**Tarea pendiente**
Según el texto sobre la noche y el juego, ¿por qué la noche podría presentar algún peligro? Responda en una a tres oraciones.

**Sección del documento**
= = = =

El hecho, real o no, de que hayan blindado las hamacas no debería provocarnos ninguna inquietud. Siempre que unx quiera hamacarse en el mundo, vivirlo de una manera lúdica y espontánea, es necesario romper ciertos mandatos. El arte de jugar y de amar pasa siempre por romper esas barreras y tener que decirlo resulta una puerilidad. Lo nuevo ocurre siempre en el límite de la legalidad y la ilegalidad, entre lo que no termina de morir y lo que aún no se encuentra preparado para nacer.

De la vida nocturna nos dice el argentino Julián López que "la noche es tiempo pero también es espacio" y la define como "el dispositivo que te saca de la infancia". Debo reconocer que lo primero me conmueve y me parece un acierto: me gusta la idea de pensar la noche como un espacio con engranajes, posiciones, mesetas y vértigos, puestos de vigilancia, salidas de emergencia y túneles. Con lo segundo tengo mis dudas. La noche será lujuria, desenfreno, amontonamiento y vicio, pero hay un juego enorme que se abre en sus batallas y estrategias. Hay que reconocer que si la noche presenta algún peligro es porque representa volver a la niñez y al juego, un modo de hacer reglas propias y ponerlas en práctica, una manera, también, de escapar de la norma y lo establecido. Por eso la droga, los moteles y los disfraces: un juego de adultos que no es más que un juego de niños confiando en su adultez. Cambian las herramientas, los medios, las apariencias. Pero hay un entramado ficcional que rompe con lo ordinario. La felicidad –decía Lispector- debería ser clandestina. Y en la noche habita algo de esa clandestinidad.

= = = =

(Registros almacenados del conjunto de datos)
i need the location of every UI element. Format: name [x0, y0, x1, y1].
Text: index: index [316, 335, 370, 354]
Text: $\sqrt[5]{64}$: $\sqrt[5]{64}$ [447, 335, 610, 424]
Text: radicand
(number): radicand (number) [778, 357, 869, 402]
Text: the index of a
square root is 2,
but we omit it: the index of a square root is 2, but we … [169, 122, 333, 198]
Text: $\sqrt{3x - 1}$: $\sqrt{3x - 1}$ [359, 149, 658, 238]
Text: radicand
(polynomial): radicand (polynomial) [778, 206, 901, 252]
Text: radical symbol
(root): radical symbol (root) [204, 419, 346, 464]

= = = =

**Solución del ejercicio**
La noche podría presentar algún peligro porque representa volver a la niñez y al juego. Es un modo de hacer reglas propias y ponerlas en práctica, y también una manera de escapar de la norma y lo establecido.